• _Data_
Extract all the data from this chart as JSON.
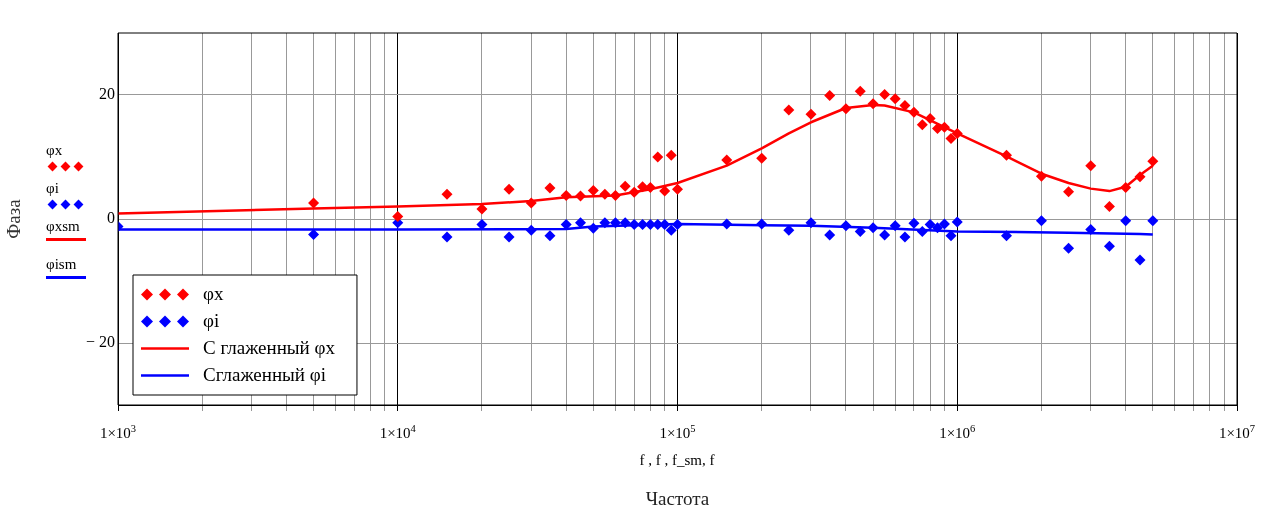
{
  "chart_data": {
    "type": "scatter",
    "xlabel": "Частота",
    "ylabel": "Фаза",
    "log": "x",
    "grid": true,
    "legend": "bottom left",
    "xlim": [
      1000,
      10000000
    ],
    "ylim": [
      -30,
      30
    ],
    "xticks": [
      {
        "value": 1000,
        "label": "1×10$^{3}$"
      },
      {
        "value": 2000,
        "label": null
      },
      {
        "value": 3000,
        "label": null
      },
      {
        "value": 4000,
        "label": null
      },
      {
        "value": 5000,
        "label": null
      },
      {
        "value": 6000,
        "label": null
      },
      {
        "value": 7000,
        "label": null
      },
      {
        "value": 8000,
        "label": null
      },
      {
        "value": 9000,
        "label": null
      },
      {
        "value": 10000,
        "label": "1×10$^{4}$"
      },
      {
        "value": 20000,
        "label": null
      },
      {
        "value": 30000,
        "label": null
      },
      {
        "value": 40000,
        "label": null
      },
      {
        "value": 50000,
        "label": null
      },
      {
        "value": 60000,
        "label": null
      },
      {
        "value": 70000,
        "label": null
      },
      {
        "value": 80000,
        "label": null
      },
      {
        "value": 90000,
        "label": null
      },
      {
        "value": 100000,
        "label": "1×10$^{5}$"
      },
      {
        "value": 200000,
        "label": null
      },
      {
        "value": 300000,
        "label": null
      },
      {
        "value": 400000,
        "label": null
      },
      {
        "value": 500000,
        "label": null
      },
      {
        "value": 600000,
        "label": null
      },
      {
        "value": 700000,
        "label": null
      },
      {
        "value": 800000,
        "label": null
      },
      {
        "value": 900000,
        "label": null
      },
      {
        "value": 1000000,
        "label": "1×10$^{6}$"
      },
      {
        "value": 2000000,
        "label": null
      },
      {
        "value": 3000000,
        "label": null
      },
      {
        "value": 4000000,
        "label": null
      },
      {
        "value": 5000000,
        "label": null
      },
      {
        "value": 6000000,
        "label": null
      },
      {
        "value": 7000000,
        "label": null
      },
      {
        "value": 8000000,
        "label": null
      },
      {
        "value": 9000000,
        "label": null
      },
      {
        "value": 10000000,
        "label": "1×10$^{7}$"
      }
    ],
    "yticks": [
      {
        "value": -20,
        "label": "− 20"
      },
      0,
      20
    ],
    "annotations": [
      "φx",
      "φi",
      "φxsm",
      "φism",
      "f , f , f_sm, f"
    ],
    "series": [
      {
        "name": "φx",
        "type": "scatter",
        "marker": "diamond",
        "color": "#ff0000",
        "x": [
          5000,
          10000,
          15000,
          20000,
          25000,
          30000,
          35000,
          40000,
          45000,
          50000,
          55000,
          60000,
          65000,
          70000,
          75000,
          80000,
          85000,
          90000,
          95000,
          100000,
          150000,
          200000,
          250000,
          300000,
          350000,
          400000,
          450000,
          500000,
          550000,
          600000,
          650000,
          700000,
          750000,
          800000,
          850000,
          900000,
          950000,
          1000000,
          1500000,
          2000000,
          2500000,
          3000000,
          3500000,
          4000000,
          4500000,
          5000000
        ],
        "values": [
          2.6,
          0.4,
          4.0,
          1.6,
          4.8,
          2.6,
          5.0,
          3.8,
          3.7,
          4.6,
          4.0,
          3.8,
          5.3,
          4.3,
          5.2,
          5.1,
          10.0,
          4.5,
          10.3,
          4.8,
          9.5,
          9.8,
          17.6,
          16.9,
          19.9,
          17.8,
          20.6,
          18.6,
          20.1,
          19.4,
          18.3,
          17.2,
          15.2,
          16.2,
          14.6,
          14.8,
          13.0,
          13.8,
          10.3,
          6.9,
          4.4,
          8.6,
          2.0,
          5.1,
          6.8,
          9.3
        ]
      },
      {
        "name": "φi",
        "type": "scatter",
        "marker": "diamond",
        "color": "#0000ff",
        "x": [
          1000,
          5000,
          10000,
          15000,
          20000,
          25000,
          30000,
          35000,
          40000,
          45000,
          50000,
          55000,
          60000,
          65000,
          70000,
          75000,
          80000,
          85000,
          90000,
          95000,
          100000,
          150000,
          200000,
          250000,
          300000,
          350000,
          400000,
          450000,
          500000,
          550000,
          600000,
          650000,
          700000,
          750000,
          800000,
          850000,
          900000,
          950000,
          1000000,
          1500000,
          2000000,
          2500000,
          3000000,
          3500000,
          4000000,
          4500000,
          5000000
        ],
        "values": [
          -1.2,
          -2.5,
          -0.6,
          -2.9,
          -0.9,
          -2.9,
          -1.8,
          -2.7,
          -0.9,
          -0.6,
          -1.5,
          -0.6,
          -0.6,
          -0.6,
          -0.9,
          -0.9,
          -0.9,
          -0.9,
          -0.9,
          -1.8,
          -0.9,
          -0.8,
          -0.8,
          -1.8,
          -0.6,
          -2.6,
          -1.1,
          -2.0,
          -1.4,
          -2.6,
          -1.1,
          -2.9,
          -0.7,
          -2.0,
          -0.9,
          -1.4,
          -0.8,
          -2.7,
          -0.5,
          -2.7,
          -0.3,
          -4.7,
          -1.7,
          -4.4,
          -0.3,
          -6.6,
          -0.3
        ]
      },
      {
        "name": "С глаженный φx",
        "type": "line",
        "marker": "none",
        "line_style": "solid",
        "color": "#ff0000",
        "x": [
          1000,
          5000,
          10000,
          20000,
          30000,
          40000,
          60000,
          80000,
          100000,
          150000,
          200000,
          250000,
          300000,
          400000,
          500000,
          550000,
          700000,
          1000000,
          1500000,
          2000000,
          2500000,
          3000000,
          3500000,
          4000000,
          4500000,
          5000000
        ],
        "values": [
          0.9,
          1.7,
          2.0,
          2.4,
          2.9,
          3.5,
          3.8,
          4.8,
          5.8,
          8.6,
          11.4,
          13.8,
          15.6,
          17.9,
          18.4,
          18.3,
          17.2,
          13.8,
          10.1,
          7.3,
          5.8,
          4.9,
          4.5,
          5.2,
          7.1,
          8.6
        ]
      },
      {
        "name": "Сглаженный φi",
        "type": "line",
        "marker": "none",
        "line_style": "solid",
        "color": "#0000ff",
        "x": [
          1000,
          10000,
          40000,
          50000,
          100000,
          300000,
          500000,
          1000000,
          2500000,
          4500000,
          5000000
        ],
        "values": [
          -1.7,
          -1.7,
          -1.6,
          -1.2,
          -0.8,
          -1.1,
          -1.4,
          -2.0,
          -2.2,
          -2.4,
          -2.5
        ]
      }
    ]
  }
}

• _What to produce_
Keep every word of the data as it is when you write it out, but drop the pictures.

• _Output below_
Extract all the data from this chart as JSON.
{
  "chart_data": {
    "type": "scatter",
    "xlabel": "Частота",
    "ylabel": "Фаза",
    "log": "x",
    "grid": true,
    "legend": "bottom left",
    "xlim": [
      1000,
      10000000
    ],
    "ylim": [
      -30,
      30
    ],
    "xticks": [
      {
        "value": 1000,
        "label": "1×10$^{3}$"
      },
      {
        "value": 2000,
        "label": null
      },
      {
        "value": 3000,
        "label": null
      },
      {
        "value": 4000,
        "label": null
      },
      {
        "value": 5000,
        "label": null
      },
      {
        "value": 6000,
        "label": null
      },
      {
        "value": 7000,
        "label": null
      },
      {
        "value": 8000,
        "label": null
      },
      {
        "value": 9000,
        "label": null
      },
      {
        "value": 10000,
        "label": "1×10$^{4}$"
      },
      {
        "value": 20000,
        "label": null
      },
      {
        "value": 30000,
        "label": null
      },
      {
        "value": 40000,
        "label": null
      },
      {
        "value": 50000,
        "label": null
      },
      {
        "value": 60000,
        "label": null
      },
      {
        "value": 70000,
        "label": null
      },
      {
        "value": 80000,
        "label": null
      },
      {
        "value": 90000,
        "label": null
      },
      {
        "value": 100000,
        "label": "1×10$^{5}$"
      },
      {
        "value": 200000,
        "label": null
      },
      {
        "value": 300000,
        "label": null
      },
      {
        "value": 400000,
        "label": null
      },
      {
        "value": 500000,
        "label": null
      },
      {
        "value": 600000,
        "label": null
      },
      {
        "value": 700000,
        "label": null
      },
      {
        "value": 800000,
        "label": null
      },
      {
        "value": 900000,
        "label": null
      },
      {
        "value": 1000000,
        "label": "1×10$^{6}$"
      },
      {
        "value": 2000000,
        "label": null
      },
      {
        "value": 3000000,
        "label": null
      },
      {
        "value": 4000000,
        "label": null
      },
      {
        "value": 5000000,
        "label": null
      },
      {
        "value": 6000000,
        "label": null
      },
      {
        "value": 7000000,
        "label": null
      },
      {
        "value": 8000000,
        "label": null
      },
      {
        "value": 9000000,
        "label": null
      },
      {
        "value": 10000000,
        "label": "1×10$^{7}$"
      }
    ],
    "yticks": [
      {
        "value": -20,
        "label": "− 20"
      },
      0,
      20
    ],
    "annotations": [
      "φx",
      "φi",
      "φxsm",
      "φism",
      "f , f , f_sm, f"
    ],
    "series": [
      {
        "name": "φx",
        "type": "scatter",
        "marker": "diamond",
        "color": "#ff0000",
        "x": [
          5000,
          10000,
          15000,
          20000,
          25000,
          30000,
          35000,
          40000,
          45000,
          50000,
          55000,
          60000,
          65000,
          70000,
          75000,
          80000,
          85000,
          90000,
          95000,
          100000,
          150000,
          200000,
          250000,
          300000,
          350000,
          400000,
          450000,
          500000,
          550000,
          600000,
          650000,
          700000,
          750000,
          800000,
          850000,
          900000,
          950000,
          1000000,
          1500000,
          2000000,
          2500000,
          3000000,
          3500000,
          4000000,
          4500000,
          5000000
        ],
        "values": [
          2.6,
          0.4,
          4.0,
          1.6,
          4.8,
          2.6,
          5.0,
          3.8,
          3.7,
          4.6,
          4.0,
          3.8,
          5.3,
          4.3,
          5.2,
          5.1,
          10.0,
          4.5,
          10.3,
          4.8,
          9.5,
          9.8,
          17.6,
          16.9,
          19.9,
          17.8,
          20.6,
          18.6,
          20.1,
          19.4,
          18.3,
          17.2,
          15.2,
          16.2,
          14.6,
          14.8,
          13.0,
          13.8,
          10.3,
          6.9,
          4.4,
          8.6,
          2.0,
          5.1,
          6.8,
          9.3
        ]
      },
      {
        "name": "φi",
        "type": "scatter",
        "marker": "diamond",
        "color": "#0000ff",
        "x": [
          1000,
          5000,
          10000,
          15000,
          20000,
          25000,
          30000,
          35000,
          40000,
          45000,
          50000,
          55000,
          60000,
          65000,
          70000,
          75000,
          80000,
          85000,
          90000,
          95000,
          100000,
          150000,
          200000,
          250000,
          300000,
          350000,
          400000,
          450000,
          500000,
          550000,
          600000,
          650000,
          700000,
          750000,
          800000,
          850000,
          900000,
          950000,
          1000000,
          1500000,
          2000000,
          2500000,
          3000000,
          3500000,
          4000000,
          4500000,
          5000000
        ],
        "values": [
          -1.2,
          -2.5,
          -0.6,
          -2.9,
          -0.9,
          -2.9,
          -1.8,
          -2.7,
          -0.9,
          -0.6,
          -1.5,
          -0.6,
          -0.6,
          -0.6,
          -0.9,
          -0.9,
          -0.9,
          -0.9,
          -0.9,
          -1.8,
          -0.9,
          -0.8,
          -0.8,
          -1.8,
          -0.6,
          -2.6,
          -1.1,
          -2.0,
          -1.4,
          -2.6,
          -1.1,
          -2.9,
          -0.7,
          -2.0,
          -0.9,
          -1.4,
          -0.8,
          -2.7,
          -0.5,
          -2.7,
          -0.3,
          -4.7,
          -1.7,
          -4.4,
          -0.3,
          -6.6,
          -0.3
        ]
      },
      {
        "name": "С глаженный φx",
        "type": "line",
        "marker": "none",
        "line_style": "solid",
        "color": "#ff0000",
        "x": [
          1000,
          5000,
          10000,
          20000,
          30000,
          40000,
          60000,
          80000,
          100000,
          150000,
          200000,
          250000,
          300000,
          400000,
          500000,
          550000,
          700000,
          1000000,
          1500000,
          2000000,
          2500000,
          3000000,
          3500000,
          4000000,
          4500000,
          5000000
        ],
        "values": [
          0.9,
          1.7,
          2.0,
          2.4,
          2.9,
          3.5,
          3.8,
          4.8,
          5.8,
          8.6,
          11.4,
          13.8,
          15.6,
          17.9,
          18.4,
          18.3,
          17.2,
          13.8,
          10.1,
          7.3,
          5.8,
          4.9,
          4.5,
          5.2,
          7.1,
          8.6
        ]
      },
      {
        "name": "Сглаженный φi",
        "type": "line",
        "marker": "none",
        "line_style": "solid",
        "color": "#0000ff",
        "x": [
          1000,
          10000,
          40000,
          50000,
          100000,
          300000,
          500000,
          1000000,
          2500000,
          4500000,
          5000000
        ],
        "values": [
          -1.7,
          -1.7,
          -1.6,
          -1.2,
          -0.8,
          -1.1,
          -1.4,
          -2.0,
          -2.2,
          -2.4,
          -2.5
        ]
      }
    ]
  }
}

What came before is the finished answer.